Among the following entries, count the lines that contain "Conservation" and report only the result.
───── Dataset extract
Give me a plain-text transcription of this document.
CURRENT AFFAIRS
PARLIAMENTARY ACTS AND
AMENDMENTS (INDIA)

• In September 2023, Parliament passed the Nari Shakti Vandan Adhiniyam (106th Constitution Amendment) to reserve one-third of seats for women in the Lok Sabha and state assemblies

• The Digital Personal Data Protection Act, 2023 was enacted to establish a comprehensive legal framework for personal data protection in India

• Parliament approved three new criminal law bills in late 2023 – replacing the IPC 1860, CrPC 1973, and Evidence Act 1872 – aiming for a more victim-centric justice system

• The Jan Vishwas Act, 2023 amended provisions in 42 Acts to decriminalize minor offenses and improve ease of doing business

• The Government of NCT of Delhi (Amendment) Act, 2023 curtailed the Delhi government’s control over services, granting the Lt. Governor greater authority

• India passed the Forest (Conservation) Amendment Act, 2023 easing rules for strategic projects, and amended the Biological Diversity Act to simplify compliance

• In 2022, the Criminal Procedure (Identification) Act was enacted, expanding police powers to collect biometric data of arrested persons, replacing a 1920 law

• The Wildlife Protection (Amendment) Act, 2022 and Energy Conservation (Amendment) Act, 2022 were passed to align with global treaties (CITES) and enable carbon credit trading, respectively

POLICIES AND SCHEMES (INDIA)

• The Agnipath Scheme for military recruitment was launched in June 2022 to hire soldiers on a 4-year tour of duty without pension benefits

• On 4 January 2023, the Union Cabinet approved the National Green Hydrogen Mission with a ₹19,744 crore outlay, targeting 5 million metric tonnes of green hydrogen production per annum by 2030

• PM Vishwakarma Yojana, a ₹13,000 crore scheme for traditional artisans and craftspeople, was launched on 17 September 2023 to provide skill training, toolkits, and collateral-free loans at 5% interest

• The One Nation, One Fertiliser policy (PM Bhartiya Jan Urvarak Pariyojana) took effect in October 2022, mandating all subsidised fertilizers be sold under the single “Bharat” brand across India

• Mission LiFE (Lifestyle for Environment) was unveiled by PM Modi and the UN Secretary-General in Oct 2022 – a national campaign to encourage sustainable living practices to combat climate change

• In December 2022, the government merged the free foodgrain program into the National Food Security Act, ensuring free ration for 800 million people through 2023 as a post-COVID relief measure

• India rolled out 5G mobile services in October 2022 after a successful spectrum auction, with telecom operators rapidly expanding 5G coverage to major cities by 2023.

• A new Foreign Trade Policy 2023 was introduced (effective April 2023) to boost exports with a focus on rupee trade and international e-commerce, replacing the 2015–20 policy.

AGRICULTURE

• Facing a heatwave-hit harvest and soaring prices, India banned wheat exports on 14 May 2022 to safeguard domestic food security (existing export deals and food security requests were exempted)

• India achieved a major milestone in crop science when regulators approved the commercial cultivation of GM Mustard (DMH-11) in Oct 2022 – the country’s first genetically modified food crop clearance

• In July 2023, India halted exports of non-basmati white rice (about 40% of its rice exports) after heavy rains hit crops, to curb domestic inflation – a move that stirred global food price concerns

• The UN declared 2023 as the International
──────────
**Right answer**
2